▶ WRITTEN TASK:
Every line from the one with "Transcribe this image's" through the final line must be written out exactly, and no other line; omit the pictures.

* begin GIVEN ENTRIES *

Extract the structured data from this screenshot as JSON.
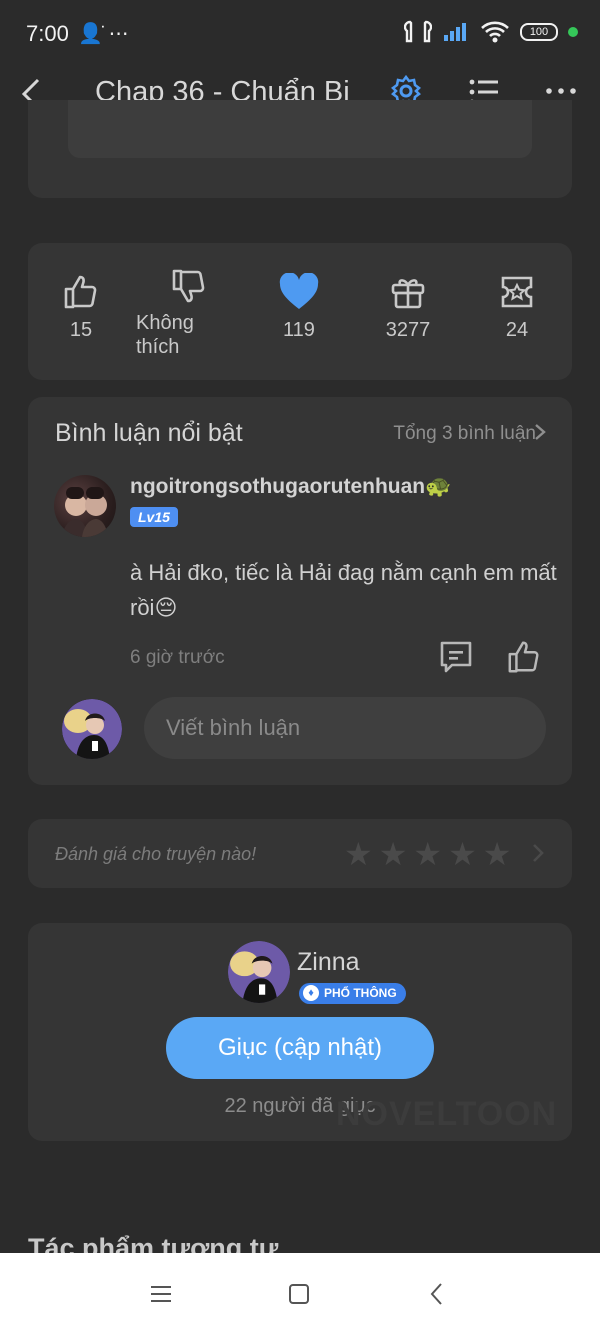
{
  "status_bar": {
    "time": "7:00",
    "battery": "100"
  },
  "top_bar": {
    "title": "Chap 36 - Chuẩn Bị"
  },
  "reactions": [
    {
      "label": "15"
    },
    {
      "label": "Không thích"
    },
    {
      "label": "119"
    },
    {
      "label": "3277"
    },
    {
      "label": "24"
    }
  ],
  "comments": {
    "header": "Bình luận nổi bật",
    "total": "Tổng 3 bình luận",
    "item": {
      "username": "ngoitrongsothugaorutenhuan🐢",
      "level": "Lv15",
      "text": "à Hải đko, tiếc là Hải đag nằm cạnh em mất rồi😔",
      "time": "6 giờ trước"
    },
    "write_placeholder": "Viết bình luận"
  },
  "rating": {
    "prompt": "Đánh giá cho truyện nào!"
  },
  "author": {
    "name": "Zinna",
    "badge": "PHỔ THÔNG",
    "urge_button": "Giục (cập nhật)",
    "urge_count": "22 người đã giục",
    "watermark": "NOVELTOON"
  },
  "similar_title": "Tác phẩm tương tự",
  "colors": {
    "accent": "#4e9af1",
    "background": "#2b2b2b",
    "card": "#353535"
  }
}
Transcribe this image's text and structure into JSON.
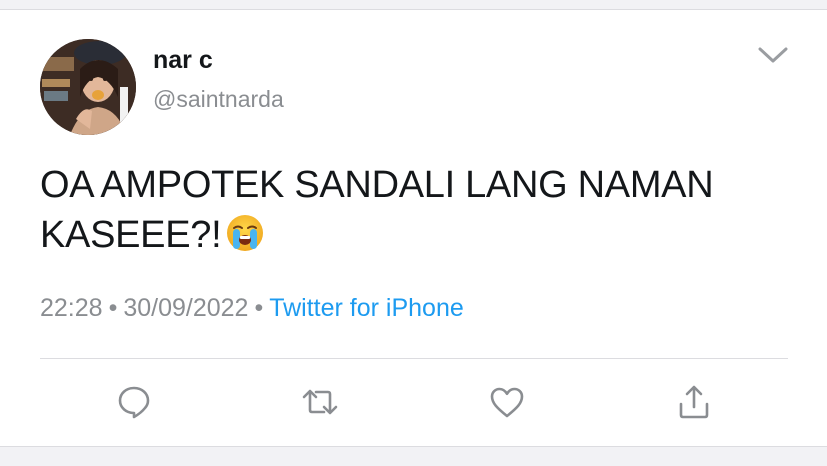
{
  "tweet": {
    "display_name": "nar c",
    "handle": "@saintnarda",
    "text_line1": "OA AMPOTEK SANDALI LANG NAMAN",
    "text_line2": "KASEEE?!",
    "emoji": "loudly-crying-face",
    "time": "22:28",
    "separator": "•",
    "date": "30/09/2022",
    "source": "Twitter for iPhone"
  },
  "actions": [
    {
      "name": "reply",
      "icon": "reply-icon"
    },
    {
      "name": "retweet",
      "icon": "retweet-icon"
    },
    {
      "name": "like",
      "icon": "heart-icon"
    },
    {
      "name": "share",
      "icon": "share-icon"
    }
  ],
  "colors": {
    "text": "#14171a",
    "secondary": "#8a8d91",
    "link": "#1d9bf0",
    "icon": "#8a8d91",
    "background": "#ffffff"
  }
}
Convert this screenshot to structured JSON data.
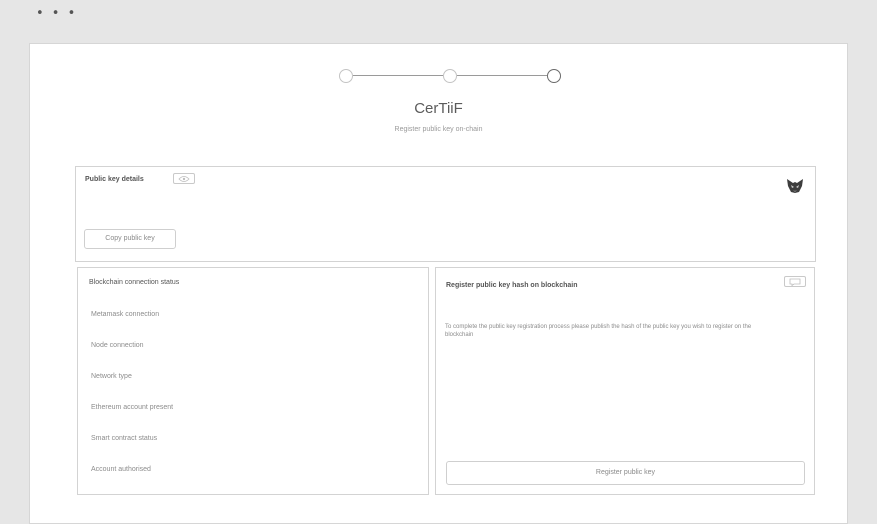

* end GIVEN ENTRIES *

▶ RESULT FOR THIS EXERCISE:
Transcribe this image's text and structure into JSON.
{
  "tweet": {
    "display_name": "nar c",
    "handle": "@saintnarda",
    "text_line1": "OA AMPOTEK SANDALI LANG NAMAN",
    "text_line2": "KASEEE?!",
    "emoji": "loudly-crying-face",
    "time": "22:28",
    "separator": "•",
    "date": "30/09/2022",
    "source": "Twitter for iPhone"
  },
  "actions": [
    {
      "name": "reply",
      "icon": "reply-icon"
    },
    {
      "name": "retweet",
      "icon": "retweet-icon"
    },
    {
      "name": "like",
      "icon": "heart-icon"
    },
    {
      "name": "share",
      "icon": "share-icon"
    }
  ],
  "colors": {
    "text": "#14171a",
    "secondary": "#8a8d91",
    "link": "#1d9bf0",
    "icon": "#8a8d91",
    "background": "#ffffff"
  }
}
Convert this screenshot to structured JSON data.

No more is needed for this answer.